[A block of data]
□ □ □ □ □

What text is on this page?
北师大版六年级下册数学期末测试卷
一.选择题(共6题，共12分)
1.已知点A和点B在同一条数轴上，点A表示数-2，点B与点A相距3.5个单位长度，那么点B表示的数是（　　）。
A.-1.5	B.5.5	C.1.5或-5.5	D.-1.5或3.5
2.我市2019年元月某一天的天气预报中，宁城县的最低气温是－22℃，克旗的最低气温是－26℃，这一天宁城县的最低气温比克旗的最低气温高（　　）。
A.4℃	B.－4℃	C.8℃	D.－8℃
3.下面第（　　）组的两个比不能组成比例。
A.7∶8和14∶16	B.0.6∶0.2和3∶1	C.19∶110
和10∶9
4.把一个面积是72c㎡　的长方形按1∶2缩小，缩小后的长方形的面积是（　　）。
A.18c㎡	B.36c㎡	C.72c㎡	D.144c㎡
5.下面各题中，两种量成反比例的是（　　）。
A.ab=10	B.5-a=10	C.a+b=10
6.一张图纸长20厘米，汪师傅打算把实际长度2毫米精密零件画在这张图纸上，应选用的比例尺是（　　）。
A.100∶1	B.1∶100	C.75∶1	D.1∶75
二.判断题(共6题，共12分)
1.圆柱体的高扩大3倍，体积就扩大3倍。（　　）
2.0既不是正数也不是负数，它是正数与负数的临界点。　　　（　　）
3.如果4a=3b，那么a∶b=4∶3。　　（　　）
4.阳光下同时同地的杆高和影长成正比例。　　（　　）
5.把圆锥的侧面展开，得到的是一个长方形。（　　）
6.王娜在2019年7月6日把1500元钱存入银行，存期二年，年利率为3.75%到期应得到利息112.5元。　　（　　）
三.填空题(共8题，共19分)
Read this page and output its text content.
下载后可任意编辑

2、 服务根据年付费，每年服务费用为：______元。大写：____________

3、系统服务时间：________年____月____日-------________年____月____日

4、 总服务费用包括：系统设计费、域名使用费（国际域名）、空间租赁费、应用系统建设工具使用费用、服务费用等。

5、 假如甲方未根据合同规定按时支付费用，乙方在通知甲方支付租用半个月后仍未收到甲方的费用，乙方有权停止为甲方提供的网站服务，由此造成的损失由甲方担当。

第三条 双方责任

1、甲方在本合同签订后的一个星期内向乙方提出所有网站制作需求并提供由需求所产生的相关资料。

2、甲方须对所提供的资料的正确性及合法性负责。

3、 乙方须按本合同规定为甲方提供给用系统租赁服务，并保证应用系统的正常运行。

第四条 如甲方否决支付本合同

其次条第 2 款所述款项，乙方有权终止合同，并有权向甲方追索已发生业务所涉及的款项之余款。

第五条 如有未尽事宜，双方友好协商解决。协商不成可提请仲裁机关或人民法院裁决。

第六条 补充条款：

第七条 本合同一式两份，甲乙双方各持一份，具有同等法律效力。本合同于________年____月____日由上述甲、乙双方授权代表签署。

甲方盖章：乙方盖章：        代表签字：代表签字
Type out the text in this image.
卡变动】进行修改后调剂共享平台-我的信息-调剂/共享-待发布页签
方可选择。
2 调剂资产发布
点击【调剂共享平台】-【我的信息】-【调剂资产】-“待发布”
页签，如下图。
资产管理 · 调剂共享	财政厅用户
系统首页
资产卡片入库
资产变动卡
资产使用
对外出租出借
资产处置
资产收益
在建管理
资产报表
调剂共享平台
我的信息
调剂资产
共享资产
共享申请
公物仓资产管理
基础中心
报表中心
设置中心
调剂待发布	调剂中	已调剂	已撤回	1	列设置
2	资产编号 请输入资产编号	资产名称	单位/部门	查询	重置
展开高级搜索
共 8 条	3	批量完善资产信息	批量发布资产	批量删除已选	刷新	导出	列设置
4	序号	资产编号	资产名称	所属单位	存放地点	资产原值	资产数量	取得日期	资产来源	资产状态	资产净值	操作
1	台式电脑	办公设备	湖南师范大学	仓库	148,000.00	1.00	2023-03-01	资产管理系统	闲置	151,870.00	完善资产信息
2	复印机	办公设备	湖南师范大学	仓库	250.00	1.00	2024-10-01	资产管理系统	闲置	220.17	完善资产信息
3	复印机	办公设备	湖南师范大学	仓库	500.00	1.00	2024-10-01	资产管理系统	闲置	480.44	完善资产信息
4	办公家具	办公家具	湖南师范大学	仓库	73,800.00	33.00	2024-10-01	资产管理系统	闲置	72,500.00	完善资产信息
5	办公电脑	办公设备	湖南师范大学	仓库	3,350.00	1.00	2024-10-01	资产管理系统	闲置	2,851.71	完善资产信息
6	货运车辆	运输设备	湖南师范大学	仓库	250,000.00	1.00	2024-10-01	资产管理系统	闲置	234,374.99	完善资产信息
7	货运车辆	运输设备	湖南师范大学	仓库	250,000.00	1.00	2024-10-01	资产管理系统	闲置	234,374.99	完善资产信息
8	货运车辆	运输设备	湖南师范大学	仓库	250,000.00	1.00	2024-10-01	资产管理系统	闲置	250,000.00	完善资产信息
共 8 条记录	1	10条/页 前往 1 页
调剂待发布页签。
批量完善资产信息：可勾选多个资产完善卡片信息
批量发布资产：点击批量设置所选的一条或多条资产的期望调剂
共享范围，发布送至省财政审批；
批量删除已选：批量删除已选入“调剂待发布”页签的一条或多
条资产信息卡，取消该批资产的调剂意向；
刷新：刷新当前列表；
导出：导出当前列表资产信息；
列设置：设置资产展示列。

□ □ □ □ □

## What you should do
Return the listing above in its exact form.

## Complete answer
What text is on this page?
北师大版六年级下册数学期末测试卷
一.选择题(共6题，共12分)
1.已知点A和点B在同一条数轴上，点A表示数-2，点B与点A相距3.5个单位长度，那么点B表示的数是（　　）。
A.-1.5	B.5.5	C.1.5或-5.5	D.-1.5或3.5
2.我市2019年元月某一天的天气预报中，宁城县的最低气温是－22℃，克旗的最低气温是－26℃，这一天宁城县的最低气温比克旗的最低气温高（　　）。
A.4℃	B.－4℃	C.8℃	D.－8℃
3.下面第（　　）组的两个比不能组成比例。
A.7∶8和14∶16	B.0.6∶0.2和3∶1	C.19∶110
和10∶9
4.把一个面积是72c㎡　的长方形按1∶2缩小，缩小后的长方形的面积是（　　）。
A.18c㎡	B.36c㎡	C.72c㎡	D.144c㎡
5.下面各题中，两种量成反比例的是（　　）。
A.ab=10	B.5-a=10	C.a+b=10
6.一张图纸长20厘米，汪师傅打算把实际长度2毫米精密零件画在这张图纸上，应选用的比例尺是（　　）。
A.100∶1	B.1∶100	C.75∶1	D.1∶75
二.判断题(共6题，共12分)
1.圆柱体的高扩大3倍，体积就扩大3倍。（　　）
2.0既不是正数也不是负数，它是正数与负数的临界点。　　　（　　）
3.如果4a=3b，那么a∶b=4∶3。　　（　　）
4.阳光下同时同地的杆高和影长成正比例。　　（　　）
5.把圆锥的侧面展开，得到的是一个长方形。（　　）
6.王娜在2019年7月6日把1500元钱存入银行，存期二年，年利率为3.75%到期应得到利息112.5元。　　（　　）
三.填空题(共8题，共19分)
Read this page and output its text content.
下载后可任意编辑

2、 服务根据年付费，每年服务费用为：______元。大写：____________

3、系统服务时间：________年____月____日-------________年____月____日

4、 总服务费用包括：系统设计费、域名使用费（国际域名）、空间租赁费、应用系统建设工具使用费用、服务费用等。

5、 假如甲方未根据合同规定按时支付费用，乙方在通知甲方支付租用半个月后仍未收到甲方的费用，乙方有权停止为甲方提供的网站服务，由此造成的损失由甲方担当。

第三条 双方责任

1、甲方在本合同签订后的一个星期内向乙方提出所有网站制作需求并提供由需求所产生的相关资料。

2、甲方须对所提供的资料的正确性及合法性负责。

3、 乙方须按本合同规定为甲方提供给用系统租赁服务，并保证应用系统的正常运行。

第四条 如甲方否决支付本合同

其次条第 2 款所述款项，乙方有权终止合同，并有权向甲方追索已发生业务所涉及的款项之余款。

第五条 如有未尽事宜，双方友好协商解决。协商不成可提请仲裁机关或人民法院裁决。

第六条 补充条款：

第七条 本合同一式两份，甲乙双方各持一份，具有同等法律效力。本合同于________年____月____日由上述甲、乙双方授权代表签署。

甲方盖章：乙方盖章：        代表签字：代表签字
Type out the text in this image.
卡变动】进行修改后调剂共享平台-我的信息-调剂/共享-待发布页签
方可选择。
2 调剂资产发布
点击【调剂共享平台】-【我的信息】-【调剂资产】-“待发布”
页签，如下图。
资产管理 · 调剂共享	财政厅用户
系统首页
资产卡片入库
资产变动卡
资产使用
对外出租出借
资产处置
资产收益
在建管理
资产报表
调剂共享平台
我的信息
调剂资产
共享资产
共享申请
公物仓资产管理
基础中心
报表中心
设置中心
调剂待发布	调剂中	已调剂	已撤回	1	列设置
2	资产编号 请输入资产编号	资产名称	单位/部门	查询	重置
展开高级搜索
共 8 条	3	批量完善资产信息	批量发布资产	批量删除已选	刷新	导出	列设置
4	序号	资产编号	资产名称	所属单位	存放地点	资产原值	资产数量	取得日期	资产来源	资产状态	资产净值	操作
1	台式电脑	办公设备	湖南师范大学	仓库	148,000.00	1.00	2023-03-01	资产管理系统	闲置	151,870.00	完善资产信息
2	复印机	办公设备	湖南师范大学	仓库	250.00	1.00	2024-10-01	资产管理系统	闲置	220.17	完善资产信息
3	复印机	办公设备	湖南师范大学	仓库	500.00	1.00	2024-10-01	资产管理系统	闲置	480.44	完善资产信息
4	办公家具	办公家具	湖南师范大学	仓库	73,800.00	33.00	2024-10-01	资产管理系统	闲置	72,500.00	完善资产信息
5	办公电脑	办公设备	湖南师范大学	仓库	3,350.00	1.00	2024-10-01	资产管理系统	闲置	2,851.71	完善资产信息
6	货运车辆	运输设备	湖南师范大学	仓库	250,000.00	1.00	2024-10-01	资产管理系统	闲置	234,374.99	完善资产信息
7	货运车辆	运输设备	湖南师范大学	仓库	250,000.00	1.00	2024-10-01	资产管理系统	闲置	234,374.99	完善资产信息
8	货运车辆	运输设备	湖南师范大学	仓库	250,000.00	1.00	2024-10-01	资产管理系统	闲置	250,000.00	完善资产信息
共 8 条记录	1	10条/页 前往 1 页
调剂待发布页签。
批量完善资产信息：可勾选多个资产完善卡片信息
批量发布资产：点击批量设置所选的一条或多条资产的期望调剂
共享范围，发布送至省财政审批；
批量删除已选：批量删除已选入“调剂待发布”页签的一条或多
条资产信息卡，取消该批资产的调剂意向；
刷新：刷新当前列表；
导出：导出当前列表资产信息；
列设置：设置资产展示列。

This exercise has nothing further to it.